> _GOAL OF THE EXERCISE_
Lines containing the word "JSON" are to be located and copied.

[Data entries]
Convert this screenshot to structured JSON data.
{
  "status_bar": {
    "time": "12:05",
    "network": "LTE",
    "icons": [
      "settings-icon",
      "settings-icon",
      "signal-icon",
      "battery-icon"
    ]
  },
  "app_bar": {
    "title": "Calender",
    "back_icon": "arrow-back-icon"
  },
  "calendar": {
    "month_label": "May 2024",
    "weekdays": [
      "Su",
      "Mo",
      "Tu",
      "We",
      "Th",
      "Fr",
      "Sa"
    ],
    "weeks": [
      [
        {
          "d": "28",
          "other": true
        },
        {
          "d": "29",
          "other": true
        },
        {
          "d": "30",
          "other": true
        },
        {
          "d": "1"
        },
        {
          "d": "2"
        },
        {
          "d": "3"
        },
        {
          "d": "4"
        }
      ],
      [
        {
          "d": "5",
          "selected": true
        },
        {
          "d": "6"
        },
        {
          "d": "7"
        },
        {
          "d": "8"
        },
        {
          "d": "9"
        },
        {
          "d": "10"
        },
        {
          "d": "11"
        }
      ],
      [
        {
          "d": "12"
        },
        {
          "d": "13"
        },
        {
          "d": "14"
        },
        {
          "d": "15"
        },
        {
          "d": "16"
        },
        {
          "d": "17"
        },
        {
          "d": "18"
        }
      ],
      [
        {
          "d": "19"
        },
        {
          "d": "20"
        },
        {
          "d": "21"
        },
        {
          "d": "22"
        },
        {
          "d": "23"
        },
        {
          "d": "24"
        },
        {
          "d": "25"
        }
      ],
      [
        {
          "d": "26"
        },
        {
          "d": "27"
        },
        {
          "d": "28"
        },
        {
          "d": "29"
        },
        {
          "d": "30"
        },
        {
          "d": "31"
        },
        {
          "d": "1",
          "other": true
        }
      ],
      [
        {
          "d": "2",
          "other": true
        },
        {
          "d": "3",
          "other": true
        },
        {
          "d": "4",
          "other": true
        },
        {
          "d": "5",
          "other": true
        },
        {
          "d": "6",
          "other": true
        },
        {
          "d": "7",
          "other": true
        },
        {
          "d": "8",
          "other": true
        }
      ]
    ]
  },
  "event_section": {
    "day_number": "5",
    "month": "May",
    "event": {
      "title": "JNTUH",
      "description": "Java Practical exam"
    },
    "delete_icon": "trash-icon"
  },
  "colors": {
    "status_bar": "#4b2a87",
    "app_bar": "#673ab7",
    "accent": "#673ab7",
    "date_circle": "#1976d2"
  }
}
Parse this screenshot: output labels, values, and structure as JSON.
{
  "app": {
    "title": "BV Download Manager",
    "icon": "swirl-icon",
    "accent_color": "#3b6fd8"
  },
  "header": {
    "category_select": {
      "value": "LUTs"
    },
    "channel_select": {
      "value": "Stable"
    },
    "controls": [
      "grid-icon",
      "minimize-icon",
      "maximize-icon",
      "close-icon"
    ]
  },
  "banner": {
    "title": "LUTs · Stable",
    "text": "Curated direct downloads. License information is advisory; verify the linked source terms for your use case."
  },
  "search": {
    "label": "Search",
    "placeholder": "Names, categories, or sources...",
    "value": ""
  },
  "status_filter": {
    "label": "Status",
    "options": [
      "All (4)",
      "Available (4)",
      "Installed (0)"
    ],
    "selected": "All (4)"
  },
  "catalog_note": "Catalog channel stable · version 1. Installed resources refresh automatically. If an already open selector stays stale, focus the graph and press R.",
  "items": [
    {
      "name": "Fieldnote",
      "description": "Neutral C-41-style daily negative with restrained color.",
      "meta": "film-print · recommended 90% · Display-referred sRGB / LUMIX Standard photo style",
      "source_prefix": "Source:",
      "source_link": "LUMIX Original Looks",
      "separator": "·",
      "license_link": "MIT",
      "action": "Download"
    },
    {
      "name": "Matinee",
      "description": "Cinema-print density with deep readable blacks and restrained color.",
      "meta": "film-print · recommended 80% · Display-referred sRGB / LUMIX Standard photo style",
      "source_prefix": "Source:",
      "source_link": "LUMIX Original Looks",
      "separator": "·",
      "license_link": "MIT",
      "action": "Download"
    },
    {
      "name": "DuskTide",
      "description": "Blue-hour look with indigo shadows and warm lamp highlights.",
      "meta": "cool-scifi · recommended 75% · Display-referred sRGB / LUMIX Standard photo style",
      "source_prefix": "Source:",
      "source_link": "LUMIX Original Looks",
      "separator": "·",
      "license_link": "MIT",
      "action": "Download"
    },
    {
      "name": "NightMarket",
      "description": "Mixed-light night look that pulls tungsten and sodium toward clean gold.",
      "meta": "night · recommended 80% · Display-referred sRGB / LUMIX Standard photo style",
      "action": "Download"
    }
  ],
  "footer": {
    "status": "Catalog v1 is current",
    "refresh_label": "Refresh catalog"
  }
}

> _SOLUTION TO THIS TASK_
Convert this screenshot to structured JSON data.
Parse this screenshot: output labels, values, and structure as JSON.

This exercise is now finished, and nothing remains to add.